WHAT TO PRODUCE:
Please print every record below exactly as it appears.

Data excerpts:
## Begin

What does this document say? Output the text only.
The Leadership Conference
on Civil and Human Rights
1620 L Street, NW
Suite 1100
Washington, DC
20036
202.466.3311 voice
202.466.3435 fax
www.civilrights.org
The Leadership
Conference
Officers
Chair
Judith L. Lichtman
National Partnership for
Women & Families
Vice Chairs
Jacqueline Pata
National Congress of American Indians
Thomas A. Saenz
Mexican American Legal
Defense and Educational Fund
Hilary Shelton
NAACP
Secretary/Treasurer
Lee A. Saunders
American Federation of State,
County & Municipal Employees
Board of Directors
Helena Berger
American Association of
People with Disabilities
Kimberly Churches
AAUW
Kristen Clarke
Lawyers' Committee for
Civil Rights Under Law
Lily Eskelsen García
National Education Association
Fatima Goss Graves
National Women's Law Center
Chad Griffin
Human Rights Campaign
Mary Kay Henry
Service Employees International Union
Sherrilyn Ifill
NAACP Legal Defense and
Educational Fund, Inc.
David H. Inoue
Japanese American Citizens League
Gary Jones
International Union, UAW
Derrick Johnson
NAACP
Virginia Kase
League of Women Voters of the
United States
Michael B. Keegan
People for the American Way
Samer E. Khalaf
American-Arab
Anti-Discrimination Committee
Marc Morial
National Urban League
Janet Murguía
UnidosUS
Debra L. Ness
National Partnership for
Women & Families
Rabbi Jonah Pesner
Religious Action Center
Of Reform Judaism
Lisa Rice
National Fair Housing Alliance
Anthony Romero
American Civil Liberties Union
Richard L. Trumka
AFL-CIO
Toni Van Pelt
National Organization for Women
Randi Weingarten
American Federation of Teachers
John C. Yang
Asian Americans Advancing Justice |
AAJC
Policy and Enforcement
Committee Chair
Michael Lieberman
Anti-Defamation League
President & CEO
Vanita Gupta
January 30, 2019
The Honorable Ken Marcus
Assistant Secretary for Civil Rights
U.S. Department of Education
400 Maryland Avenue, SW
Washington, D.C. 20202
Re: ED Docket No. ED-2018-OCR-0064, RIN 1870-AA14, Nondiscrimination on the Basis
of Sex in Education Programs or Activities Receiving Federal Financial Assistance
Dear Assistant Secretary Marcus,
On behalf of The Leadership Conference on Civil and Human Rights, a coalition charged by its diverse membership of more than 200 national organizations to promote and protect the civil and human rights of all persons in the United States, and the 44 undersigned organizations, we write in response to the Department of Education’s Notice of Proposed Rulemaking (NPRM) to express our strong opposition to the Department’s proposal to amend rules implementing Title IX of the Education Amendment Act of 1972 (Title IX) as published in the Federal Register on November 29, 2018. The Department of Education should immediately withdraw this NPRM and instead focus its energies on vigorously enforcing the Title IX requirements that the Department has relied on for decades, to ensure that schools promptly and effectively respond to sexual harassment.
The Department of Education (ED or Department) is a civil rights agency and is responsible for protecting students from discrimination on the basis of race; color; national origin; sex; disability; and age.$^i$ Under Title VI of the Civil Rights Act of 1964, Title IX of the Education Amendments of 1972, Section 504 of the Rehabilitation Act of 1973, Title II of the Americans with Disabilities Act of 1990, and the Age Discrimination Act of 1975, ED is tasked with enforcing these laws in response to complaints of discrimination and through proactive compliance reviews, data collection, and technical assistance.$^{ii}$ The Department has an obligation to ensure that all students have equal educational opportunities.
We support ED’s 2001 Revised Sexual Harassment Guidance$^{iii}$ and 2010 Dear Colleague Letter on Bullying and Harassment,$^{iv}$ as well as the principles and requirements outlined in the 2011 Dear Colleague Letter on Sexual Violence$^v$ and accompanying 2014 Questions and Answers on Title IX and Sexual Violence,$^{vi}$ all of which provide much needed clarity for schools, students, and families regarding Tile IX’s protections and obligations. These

## End

REPLY TO THE TASK:
What does this document say? Output the text only.
The Leadership Conference
on Civil and Human Rights
1620 L Street, NW
Suite 1100
Washington, DC
20036
202.466.3311 voice
202.466.3435 fax
www.civilrights.org
The Leadership
Conference
Officers
Chair
Judith L. Lichtman
National Partnership for
Women & Families
Vice Chairs
Jacqueline Pata
National Congress of American Indians
Thomas A. Saenz
Mexican American Legal
Defense and Educational Fund
Hilary Shelton
NAACP
Secretary/Treasurer
Lee A. Saunders
American Federation of State,
County & Municipal Employees
Board of Directors
Helena Berger
American Association of
People with Disabilities
Kimberly Churches
AAUW
Kristen Clarke
Lawyers' Committee for
Civil Rights Under Law
Lily Eskelsen García
National Education Association
Fatima Goss Graves
National Women's Law Center
Chad Griffin
Human Rights Campaign
Mary Kay Henry
Service Employees International Union
Sherrilyn Ifill
NAACP Legal Defense and
Educational Fund, Inc.
David H. Inoue
Japanese American Citizens League
Gary Jones
International Union, UAW
Derrick Johnson
NAACP
Virginia Kase
League of Women Voters of the
United States
Michael B. Keegan
People for the American Way
Samer E. Khalaf
American-Arab
Anti-Discrimination Committee
Marc Morial
National Urban League
Janet Murguía
UnidosUS
Debra L. Ness
National Partnership for
Women & Families
Rabbi Jonah Pesner
Religious Action Center
Of Reform Judaism
Lisa Rice
National Fair Housing Alliance
Anthony Romero
American Civil Liberties Union
Richard L. Trumka
AFL-CIO
Toni Van Pelt
National Organization for Women
Randi Weingarten
American Federation of Teachers
John C. Yang
Asian Americans Advancing Justice |
AAJC
Policy and Enforcement
Committee Chair
Michael Lieberman
Anti-Defamation League
President & CEO
Vanita Gupta
January 30, 2019
The Honorable Ken Marcus
Assistant Secretary for Civil Rights
U.S. Department of Education
400 Maryland Avenue, SW
Washington, D.C. 20202
Re: ED Docket No. ED-2018-OCR-0064, RIN 1870-AA14, Nondiscrimination on the Basis
of Sex in Education Programs or Activities Receiving Federal Financial Assistance
Dear Assistant Secretary Marcus,
On behalf of The Leadership Conference on Civil and Human Rights, a coalition charged by its diverse membership of more than 200 national organizations to promote and protect the civil and human rights of all persons in the United States, and the 44 undersigned organizations, we write in response to the Department of Education’s Notice of Proposed Rulemaking (NPRM) to express our strong opposition to the Department’s proposal to amend rules implementing Title IX of the Education Amendment Act of 1972 (Title IX) as published in the Federal Register on November 29, 2018. The Department of Education should immediately withdraw this NPRM and instead focus its energies on vigorously enforcing the Title IX requirements that the Department has relied on for decades, to ensure that schools promptly and effectively respond to sexual harassment.
The Department of Education (ED or Department) is a civil rights agency and is responsible for protecting students from discrimination on the basis of race; color; national origin; sex; disability; and age.$^i$ Under Title VI of the Civil Rights Act of 1964, Title IX of the Education Amendments of 1972, Section 504 of the Rehabilitation Act of 1973, Title II of the Americans with Disabilities Act of 1990, and the Age Discrimination Act of 1975, ED is tasked with enforcing these laws in response to complaints of discrimination and through proactive compliance reviews, data collection, and technical assistance.$^{ii}$ The Department has an obligation to ensure that all students have equal educational opportunities.
We support ED’s 2001 Revised Sexual Harassment Guidance$^{iii}$ and 2010 Dear Colleague Letter on Bullying and Harassment,$^{iv}$ as well as the principles and requirements outlined in the 2011 Dear Colleague Letter on Sexual Violence$^v$ and accompanying 2014 Questions and Answers on Title IX and Sexual Violence,$^{vi}$ all of which provide much needed clarity for schools, students, and families regarding Tile IX’s protections and obligations. These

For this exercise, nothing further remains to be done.